Collected data entries →
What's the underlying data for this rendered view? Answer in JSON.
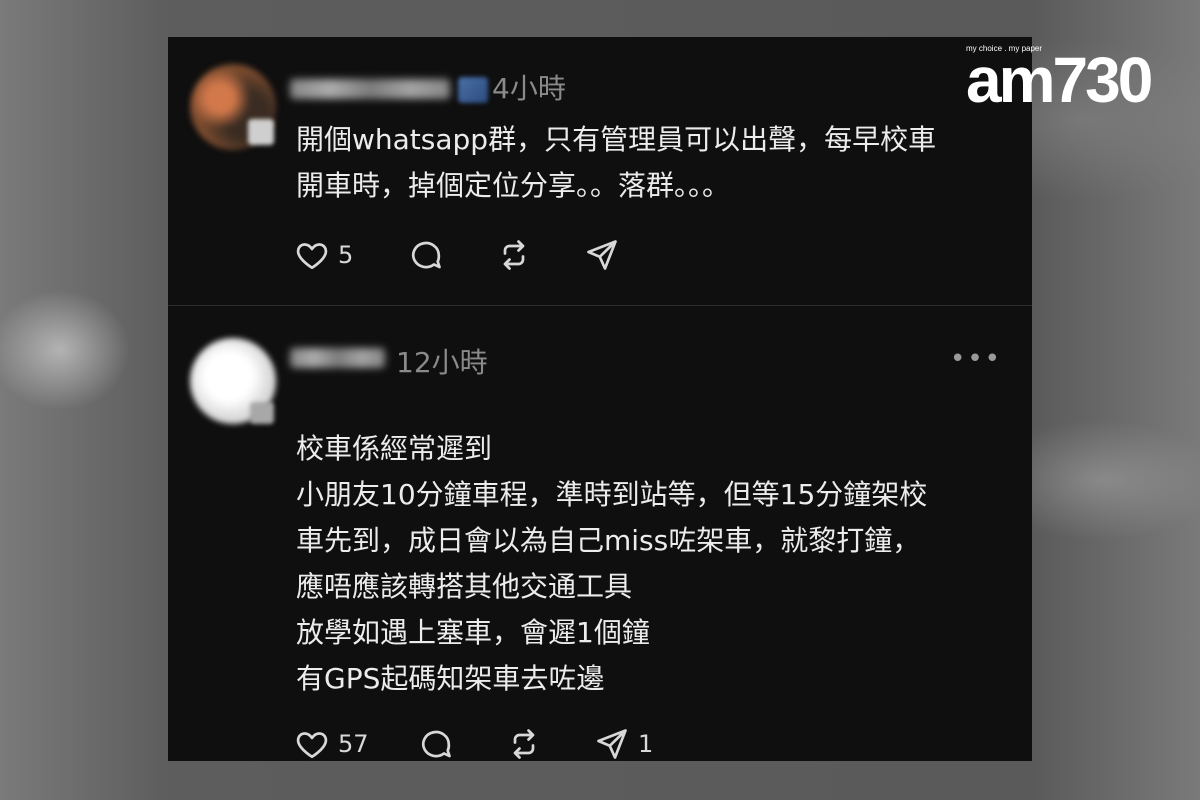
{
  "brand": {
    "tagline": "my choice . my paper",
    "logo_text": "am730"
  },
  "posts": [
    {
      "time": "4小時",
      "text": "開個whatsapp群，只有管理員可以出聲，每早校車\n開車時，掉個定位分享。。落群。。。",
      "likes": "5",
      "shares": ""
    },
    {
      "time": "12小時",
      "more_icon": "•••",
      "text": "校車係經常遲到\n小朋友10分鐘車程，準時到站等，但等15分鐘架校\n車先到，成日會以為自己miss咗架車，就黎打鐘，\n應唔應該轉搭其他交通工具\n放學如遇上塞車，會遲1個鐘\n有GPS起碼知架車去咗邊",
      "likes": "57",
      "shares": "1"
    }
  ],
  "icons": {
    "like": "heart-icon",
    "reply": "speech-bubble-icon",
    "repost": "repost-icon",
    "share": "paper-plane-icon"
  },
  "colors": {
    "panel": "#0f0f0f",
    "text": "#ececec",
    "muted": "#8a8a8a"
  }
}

---

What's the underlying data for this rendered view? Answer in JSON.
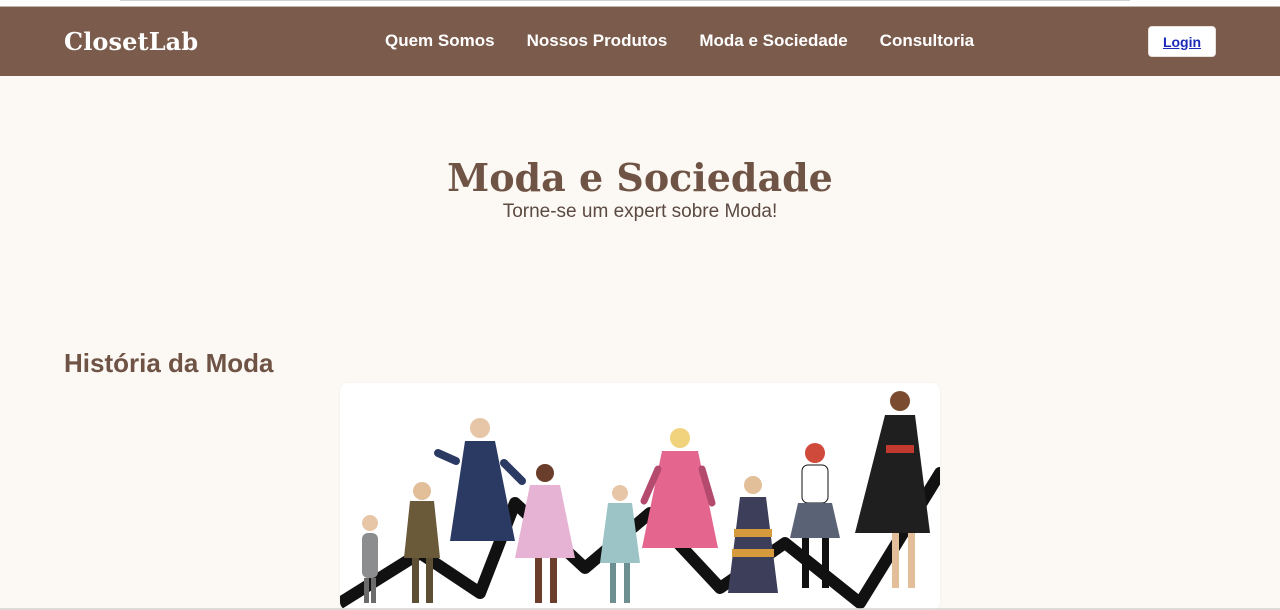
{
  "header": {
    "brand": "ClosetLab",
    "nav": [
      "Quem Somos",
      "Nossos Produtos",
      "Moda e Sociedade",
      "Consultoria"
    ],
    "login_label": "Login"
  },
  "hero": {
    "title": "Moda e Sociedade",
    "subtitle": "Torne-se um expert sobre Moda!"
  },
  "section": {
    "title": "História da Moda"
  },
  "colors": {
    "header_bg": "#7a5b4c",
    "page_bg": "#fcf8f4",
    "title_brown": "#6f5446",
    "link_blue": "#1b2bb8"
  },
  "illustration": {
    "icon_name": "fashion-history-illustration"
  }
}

Goal → Reproduce each line of the material containing the word "paper".

Problem solution →
    "tagline": "my choice . my paper",
    "share": "paper-plane-icon"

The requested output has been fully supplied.